**CHALLENGE:** Filter the entries, keeping every line with the word "image".

**THE RECORDS:**
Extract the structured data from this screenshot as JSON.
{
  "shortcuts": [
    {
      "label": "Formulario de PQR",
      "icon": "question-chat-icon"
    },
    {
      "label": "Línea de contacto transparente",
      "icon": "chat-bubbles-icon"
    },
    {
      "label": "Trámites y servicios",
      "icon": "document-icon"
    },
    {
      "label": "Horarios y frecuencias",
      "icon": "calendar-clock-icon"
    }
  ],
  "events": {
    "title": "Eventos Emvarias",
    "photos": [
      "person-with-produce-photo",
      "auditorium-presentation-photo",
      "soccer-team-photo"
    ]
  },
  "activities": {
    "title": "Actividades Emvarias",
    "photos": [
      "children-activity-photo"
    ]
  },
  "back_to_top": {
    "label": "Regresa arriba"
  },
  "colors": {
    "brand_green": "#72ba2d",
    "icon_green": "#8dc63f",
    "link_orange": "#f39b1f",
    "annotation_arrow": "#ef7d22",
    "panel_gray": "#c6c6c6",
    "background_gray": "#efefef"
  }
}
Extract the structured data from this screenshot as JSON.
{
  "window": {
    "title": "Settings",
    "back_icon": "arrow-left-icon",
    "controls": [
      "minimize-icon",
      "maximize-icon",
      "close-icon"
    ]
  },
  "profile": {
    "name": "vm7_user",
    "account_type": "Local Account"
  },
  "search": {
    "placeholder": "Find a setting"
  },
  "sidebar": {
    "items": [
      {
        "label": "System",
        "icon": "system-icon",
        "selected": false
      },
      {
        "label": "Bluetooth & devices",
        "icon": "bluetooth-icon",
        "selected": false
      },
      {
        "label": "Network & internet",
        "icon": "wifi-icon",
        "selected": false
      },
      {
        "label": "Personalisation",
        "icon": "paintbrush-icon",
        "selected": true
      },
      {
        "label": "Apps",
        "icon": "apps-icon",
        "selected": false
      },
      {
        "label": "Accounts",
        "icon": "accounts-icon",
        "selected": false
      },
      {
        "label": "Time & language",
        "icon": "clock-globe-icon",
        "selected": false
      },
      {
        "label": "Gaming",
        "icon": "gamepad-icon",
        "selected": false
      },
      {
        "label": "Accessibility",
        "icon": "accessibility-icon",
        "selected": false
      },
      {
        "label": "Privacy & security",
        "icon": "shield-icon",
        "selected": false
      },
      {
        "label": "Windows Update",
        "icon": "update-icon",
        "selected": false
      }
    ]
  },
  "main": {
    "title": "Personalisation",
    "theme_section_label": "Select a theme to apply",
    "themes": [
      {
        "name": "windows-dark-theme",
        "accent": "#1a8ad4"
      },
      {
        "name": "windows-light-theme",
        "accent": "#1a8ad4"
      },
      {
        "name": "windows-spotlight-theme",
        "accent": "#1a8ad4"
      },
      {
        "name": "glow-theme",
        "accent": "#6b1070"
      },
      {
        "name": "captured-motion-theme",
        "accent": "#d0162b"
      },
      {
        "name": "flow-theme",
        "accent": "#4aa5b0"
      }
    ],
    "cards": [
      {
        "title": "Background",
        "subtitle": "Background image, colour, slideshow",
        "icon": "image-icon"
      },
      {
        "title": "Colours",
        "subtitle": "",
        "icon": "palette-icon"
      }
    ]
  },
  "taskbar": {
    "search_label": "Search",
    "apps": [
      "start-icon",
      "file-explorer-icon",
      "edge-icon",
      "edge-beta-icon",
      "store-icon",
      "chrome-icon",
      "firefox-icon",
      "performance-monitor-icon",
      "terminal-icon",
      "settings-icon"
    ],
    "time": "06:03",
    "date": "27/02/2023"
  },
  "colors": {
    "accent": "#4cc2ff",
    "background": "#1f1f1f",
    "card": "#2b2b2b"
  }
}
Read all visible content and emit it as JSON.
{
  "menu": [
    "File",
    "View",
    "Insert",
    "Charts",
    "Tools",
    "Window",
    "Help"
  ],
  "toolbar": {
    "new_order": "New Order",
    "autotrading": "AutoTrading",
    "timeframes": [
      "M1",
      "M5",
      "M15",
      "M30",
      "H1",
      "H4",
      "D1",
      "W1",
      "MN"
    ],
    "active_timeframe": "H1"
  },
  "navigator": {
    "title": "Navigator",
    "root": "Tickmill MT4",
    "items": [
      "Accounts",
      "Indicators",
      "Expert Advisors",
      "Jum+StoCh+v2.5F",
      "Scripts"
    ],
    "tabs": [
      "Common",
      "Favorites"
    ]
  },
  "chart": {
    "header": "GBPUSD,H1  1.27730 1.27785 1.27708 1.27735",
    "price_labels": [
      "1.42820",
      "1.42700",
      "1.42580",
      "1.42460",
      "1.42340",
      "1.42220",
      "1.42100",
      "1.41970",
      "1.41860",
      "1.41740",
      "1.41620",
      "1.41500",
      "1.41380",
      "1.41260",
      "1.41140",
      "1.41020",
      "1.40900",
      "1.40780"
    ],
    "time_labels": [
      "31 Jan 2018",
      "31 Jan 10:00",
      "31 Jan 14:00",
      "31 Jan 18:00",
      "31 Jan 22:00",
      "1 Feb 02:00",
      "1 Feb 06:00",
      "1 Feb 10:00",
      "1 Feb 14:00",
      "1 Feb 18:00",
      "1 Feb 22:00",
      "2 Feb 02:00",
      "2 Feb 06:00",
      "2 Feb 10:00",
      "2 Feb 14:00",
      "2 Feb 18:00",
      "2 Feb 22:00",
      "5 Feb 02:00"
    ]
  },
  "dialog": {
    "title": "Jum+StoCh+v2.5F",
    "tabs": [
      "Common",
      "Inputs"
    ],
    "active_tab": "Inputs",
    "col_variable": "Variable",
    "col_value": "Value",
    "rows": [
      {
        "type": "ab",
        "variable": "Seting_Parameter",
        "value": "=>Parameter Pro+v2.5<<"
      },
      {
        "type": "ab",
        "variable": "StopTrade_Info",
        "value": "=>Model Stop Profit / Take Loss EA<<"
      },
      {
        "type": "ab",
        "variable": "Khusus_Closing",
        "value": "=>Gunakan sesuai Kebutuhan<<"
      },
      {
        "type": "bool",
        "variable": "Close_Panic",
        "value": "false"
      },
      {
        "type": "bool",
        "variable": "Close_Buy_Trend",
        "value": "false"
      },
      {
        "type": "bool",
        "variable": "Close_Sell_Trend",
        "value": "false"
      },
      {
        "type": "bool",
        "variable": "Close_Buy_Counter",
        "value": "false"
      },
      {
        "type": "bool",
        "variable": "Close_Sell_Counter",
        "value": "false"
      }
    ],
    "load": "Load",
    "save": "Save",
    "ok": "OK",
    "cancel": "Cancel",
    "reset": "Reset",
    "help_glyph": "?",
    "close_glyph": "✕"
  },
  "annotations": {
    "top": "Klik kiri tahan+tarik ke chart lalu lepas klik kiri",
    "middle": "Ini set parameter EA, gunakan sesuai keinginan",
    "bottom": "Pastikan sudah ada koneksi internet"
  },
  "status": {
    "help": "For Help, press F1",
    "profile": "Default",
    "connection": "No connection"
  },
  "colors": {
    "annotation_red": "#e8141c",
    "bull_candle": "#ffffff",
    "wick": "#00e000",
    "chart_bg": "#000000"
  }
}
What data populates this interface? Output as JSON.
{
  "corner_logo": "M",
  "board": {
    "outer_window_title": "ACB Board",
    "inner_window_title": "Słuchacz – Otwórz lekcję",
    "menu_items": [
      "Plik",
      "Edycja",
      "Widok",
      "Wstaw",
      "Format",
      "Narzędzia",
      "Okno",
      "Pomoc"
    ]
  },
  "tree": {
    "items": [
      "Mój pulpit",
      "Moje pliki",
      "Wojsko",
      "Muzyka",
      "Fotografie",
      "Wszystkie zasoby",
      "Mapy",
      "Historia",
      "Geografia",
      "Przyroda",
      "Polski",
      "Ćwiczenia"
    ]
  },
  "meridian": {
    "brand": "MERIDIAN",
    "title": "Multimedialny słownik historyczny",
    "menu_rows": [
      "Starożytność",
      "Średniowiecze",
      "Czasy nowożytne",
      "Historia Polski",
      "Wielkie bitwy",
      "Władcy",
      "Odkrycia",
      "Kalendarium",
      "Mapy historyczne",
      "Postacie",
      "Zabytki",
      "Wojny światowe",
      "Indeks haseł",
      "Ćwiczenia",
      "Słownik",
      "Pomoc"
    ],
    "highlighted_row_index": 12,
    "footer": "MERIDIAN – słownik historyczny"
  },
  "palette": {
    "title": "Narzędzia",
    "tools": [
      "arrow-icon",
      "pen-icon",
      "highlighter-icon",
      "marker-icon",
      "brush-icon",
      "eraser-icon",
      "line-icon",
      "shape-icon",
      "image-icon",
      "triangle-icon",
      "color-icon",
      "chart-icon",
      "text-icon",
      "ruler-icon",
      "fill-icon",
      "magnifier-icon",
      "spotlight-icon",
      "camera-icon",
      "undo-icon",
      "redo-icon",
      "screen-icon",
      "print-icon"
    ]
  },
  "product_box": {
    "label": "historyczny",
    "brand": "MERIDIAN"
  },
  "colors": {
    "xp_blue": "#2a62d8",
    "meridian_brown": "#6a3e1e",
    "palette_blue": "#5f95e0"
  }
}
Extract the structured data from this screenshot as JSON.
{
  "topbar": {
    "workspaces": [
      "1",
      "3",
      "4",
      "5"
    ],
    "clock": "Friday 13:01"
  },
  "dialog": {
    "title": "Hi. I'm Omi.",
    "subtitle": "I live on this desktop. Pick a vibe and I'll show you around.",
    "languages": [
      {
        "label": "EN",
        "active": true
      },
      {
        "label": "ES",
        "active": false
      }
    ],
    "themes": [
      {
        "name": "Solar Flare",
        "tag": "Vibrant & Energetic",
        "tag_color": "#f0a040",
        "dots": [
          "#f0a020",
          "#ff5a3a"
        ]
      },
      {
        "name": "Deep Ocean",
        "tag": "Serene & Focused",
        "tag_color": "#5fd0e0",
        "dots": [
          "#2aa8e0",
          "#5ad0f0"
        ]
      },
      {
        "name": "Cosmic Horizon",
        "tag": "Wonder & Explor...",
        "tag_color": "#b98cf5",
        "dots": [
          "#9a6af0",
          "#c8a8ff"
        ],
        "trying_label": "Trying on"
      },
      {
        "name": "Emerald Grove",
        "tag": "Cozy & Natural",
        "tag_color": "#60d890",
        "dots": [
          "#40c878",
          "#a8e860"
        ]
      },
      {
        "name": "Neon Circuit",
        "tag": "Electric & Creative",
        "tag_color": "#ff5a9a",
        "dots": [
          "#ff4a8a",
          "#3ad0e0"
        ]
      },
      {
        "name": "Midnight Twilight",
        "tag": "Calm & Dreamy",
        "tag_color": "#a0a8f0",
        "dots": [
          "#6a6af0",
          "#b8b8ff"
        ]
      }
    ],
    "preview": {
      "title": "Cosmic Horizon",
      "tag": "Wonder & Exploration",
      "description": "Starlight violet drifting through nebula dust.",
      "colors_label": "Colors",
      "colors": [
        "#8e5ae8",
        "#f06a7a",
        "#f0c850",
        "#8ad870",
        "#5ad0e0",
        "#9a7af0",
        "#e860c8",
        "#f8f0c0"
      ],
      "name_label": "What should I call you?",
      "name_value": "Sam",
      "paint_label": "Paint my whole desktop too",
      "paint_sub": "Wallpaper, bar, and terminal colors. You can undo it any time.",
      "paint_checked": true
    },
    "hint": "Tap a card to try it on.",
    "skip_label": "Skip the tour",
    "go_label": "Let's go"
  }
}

**RESPONSE BELOW:**
        "subtitle": "Background image, colour, slideshow",
        "icon": "image-icon"
      "image-icon",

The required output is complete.